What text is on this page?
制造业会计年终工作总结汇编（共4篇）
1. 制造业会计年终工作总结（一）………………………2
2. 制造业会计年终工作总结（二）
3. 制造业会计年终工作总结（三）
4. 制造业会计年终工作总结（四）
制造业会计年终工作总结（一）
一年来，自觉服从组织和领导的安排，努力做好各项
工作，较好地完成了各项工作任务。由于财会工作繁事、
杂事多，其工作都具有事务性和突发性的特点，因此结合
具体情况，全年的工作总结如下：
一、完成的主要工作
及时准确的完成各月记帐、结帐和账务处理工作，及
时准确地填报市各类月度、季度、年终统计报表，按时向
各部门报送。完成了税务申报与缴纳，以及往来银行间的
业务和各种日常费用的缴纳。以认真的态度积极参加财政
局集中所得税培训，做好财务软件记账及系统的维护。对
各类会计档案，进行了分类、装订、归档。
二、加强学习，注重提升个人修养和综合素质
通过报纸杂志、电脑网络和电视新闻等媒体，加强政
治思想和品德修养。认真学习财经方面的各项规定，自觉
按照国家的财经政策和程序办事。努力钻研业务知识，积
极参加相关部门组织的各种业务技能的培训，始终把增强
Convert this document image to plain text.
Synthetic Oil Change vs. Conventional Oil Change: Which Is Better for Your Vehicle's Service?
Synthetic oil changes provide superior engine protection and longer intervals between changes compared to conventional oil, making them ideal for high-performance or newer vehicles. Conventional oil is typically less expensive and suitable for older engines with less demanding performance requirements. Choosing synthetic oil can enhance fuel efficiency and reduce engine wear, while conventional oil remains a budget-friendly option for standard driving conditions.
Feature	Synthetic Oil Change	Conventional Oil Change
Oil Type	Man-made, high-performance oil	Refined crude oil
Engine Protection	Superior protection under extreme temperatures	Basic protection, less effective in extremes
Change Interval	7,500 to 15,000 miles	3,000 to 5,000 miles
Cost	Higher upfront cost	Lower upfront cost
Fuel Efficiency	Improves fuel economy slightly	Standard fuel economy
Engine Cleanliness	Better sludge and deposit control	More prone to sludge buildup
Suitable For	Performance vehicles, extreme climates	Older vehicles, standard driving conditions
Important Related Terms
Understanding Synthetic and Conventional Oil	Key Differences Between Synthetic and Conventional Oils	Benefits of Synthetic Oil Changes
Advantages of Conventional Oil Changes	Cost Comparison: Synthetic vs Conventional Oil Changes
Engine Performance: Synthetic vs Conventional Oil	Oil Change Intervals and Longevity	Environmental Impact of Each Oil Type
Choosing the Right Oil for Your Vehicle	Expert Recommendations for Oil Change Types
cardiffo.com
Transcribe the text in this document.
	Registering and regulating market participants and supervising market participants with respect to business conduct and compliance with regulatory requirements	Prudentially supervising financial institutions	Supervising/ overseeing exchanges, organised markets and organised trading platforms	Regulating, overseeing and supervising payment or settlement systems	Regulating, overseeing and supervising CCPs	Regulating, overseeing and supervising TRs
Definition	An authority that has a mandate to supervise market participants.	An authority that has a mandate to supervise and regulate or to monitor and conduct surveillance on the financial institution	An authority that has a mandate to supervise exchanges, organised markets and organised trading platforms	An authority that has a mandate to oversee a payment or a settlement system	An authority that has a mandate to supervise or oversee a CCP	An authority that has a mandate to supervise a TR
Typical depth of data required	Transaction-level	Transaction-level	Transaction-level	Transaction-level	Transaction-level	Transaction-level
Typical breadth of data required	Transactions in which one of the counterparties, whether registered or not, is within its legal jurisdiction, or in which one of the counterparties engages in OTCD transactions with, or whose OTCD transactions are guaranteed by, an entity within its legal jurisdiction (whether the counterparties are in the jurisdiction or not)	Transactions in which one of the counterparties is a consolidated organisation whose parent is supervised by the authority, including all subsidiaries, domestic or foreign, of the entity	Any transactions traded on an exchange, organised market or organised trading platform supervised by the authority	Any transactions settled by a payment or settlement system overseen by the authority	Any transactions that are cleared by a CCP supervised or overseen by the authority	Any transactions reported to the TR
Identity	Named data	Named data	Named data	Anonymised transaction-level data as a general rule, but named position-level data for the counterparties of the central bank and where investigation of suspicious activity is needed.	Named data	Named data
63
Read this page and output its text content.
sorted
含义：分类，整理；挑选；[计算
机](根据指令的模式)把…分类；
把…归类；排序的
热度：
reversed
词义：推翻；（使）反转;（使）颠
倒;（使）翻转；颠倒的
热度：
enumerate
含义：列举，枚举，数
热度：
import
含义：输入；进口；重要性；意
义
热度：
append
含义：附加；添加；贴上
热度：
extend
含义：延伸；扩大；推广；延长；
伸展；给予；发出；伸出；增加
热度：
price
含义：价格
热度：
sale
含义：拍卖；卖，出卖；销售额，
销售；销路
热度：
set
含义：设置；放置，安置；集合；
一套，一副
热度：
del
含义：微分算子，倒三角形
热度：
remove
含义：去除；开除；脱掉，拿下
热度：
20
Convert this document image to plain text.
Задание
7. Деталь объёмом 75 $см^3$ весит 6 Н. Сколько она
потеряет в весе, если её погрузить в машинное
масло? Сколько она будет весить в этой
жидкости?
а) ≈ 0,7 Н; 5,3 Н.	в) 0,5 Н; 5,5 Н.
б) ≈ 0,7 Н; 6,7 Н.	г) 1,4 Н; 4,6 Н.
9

Written exercise: Identify the lines above with the word "less". Copy them.

The output:
Synthetic oil changes provide superior engine protection and longer intervals between changes compared to conventional oil, making them ideal for high-performance or newer vehicles. Conventional oil is typically less expensive and suitable for older engines with less demanding performance requirements. Choosing synthetic oil can enhance fuel efficiency and reduce engine wear, while conventional oil remains a budget-friendly option for standard driving conditions.
Engine Protection	Superior protection under extreme temperatures	Basic protection, less effective in extremes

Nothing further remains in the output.